* BEGIN DATASET EXCERPTS *
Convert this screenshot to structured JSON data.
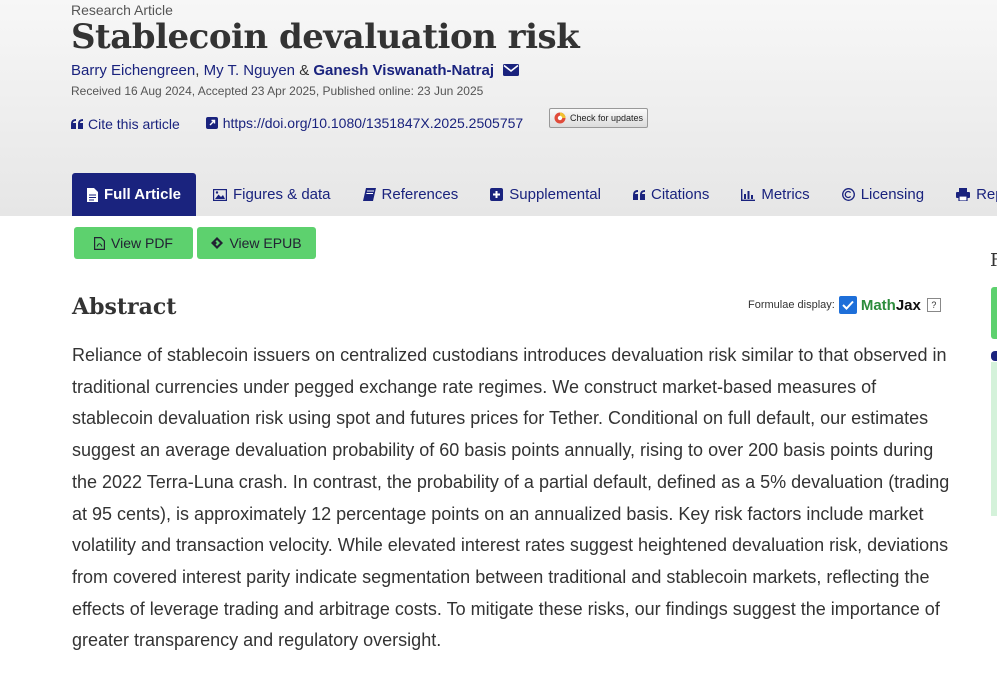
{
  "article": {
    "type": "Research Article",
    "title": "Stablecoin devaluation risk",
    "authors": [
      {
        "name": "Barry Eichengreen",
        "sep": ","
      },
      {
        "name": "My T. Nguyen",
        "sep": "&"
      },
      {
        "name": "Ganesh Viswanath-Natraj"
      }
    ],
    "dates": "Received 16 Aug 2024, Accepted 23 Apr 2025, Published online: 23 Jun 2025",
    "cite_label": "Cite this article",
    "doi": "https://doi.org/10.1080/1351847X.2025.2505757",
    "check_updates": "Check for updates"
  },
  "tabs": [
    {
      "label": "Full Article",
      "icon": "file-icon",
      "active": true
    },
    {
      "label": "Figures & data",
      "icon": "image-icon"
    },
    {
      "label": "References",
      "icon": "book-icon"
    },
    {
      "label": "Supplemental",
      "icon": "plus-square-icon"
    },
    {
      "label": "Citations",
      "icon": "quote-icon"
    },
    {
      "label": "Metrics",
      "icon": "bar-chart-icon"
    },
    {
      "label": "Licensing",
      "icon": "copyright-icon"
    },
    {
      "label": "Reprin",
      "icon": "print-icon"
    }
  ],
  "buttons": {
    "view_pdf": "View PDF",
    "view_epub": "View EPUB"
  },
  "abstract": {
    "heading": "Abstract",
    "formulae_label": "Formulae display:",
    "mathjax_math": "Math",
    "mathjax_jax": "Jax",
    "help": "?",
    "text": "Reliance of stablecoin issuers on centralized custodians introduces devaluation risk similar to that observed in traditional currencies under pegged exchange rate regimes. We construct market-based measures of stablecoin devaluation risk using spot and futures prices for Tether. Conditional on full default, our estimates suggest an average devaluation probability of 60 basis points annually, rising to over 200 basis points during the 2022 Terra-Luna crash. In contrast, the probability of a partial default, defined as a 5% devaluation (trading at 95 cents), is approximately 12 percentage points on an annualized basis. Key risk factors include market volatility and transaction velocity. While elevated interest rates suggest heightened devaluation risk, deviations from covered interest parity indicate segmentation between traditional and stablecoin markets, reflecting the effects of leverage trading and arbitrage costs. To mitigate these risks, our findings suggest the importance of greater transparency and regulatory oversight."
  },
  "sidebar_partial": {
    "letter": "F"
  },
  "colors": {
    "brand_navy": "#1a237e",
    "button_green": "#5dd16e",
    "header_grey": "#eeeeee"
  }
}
* END DATASET EXCERPTS *
WRITTEN TASK ::
Output the data above without changes, apart from leaving out the pictures.

SOLVED PROBLEM ::
Convert this screenshot to structured JSON data.
{
  "article": {
    "type": "Research Article",
    "title": "Stablecoin devaluation risk",
    "authors": [
      {
        "name": "Barry Eichengreen",
        "sep": ","
      },
      {
        "name": "My T. Nguyen",
        "sep": "&"
      },
      {
        "name": "Ganesh Viswanath-Natraj"
      }
    ],
    "dates": "Received 16 Aug 2024, Accepted 23 Apr 2025, Published online: 23 Jun 2025",
    "cite_label": "Cite this article",
    "doi": "https://doi.org/10.1080/1351847X.2025.2505757",
    "check_updates": "Check for updates"
  },
  "tabs": [
    {
      "label": "Full Article",
      "icon": "file-icon",
      "active": true
    },
    {
      "label": "Figures & data",
      "icon": "image-icon"
    },
    {
      "label": "References",
      "icon": "book-icon"
    },
    {
      "label": "Supplemental",
      "icon": "plus-square-icon"
    },
    {
      "label": "Citations",
      "icon": "quote-icon"
    },
    {
      "label": "Metrics",
      "icon": "bar-chart-icon"
    },
    {
      "label": "Licensing",
      "icon": "copyright-icon"
    },
    {
      "label": "Reprin",
      "icon": "print-icon"
    }
  ],
  "buttons": {
    "view_pdf": "View PDF",
    "view_epub": "View EPUB"
  },
  "abstract": {
    "heading": "Abstract",
    "formulae_label": "Formulae display:",
    "mathjax_math": "Math",
    "mathjax_jax": "Jax",
    "help": "?",
    "text": "Reliance of stablecoin issuers on centralized custodians introduces devaluation risk similar to that observed in traditional currencies under pegged exchange rate regimes. We construct market-based measures of stablecoin devaluation risk using spot and futures prices for Tether. Conditional on full default, our estimates suggest an average devaluation probability of 60 basis points annually, rising to over 200 basis points during the 2022 Terra-Luna crash. In contrast, the probability of a partial default, defined as a 5% devaluation (trading at 95 cents), is approximately 12 percentage points on an annualized basis. Key risk factors include market volatility and transaction velocity. While elevated interest rates suggest heightened devaluation risk, deviations from covered interest parity indicate segmentation between traditional and stablecoin markets, reflecting the effects of leverage trading and arbitrage costs. To mitigate these risks, our findings suggest the importance of greater transparency and regulatory oversight."
  },
  "sidebar_partial": {
    "letter": "F"
  },
  "colors": {
    "brand_navy": "#1a237e",
    "button_green": "#5dd16e",
    "header_grey": "#eeeeee"
  }
}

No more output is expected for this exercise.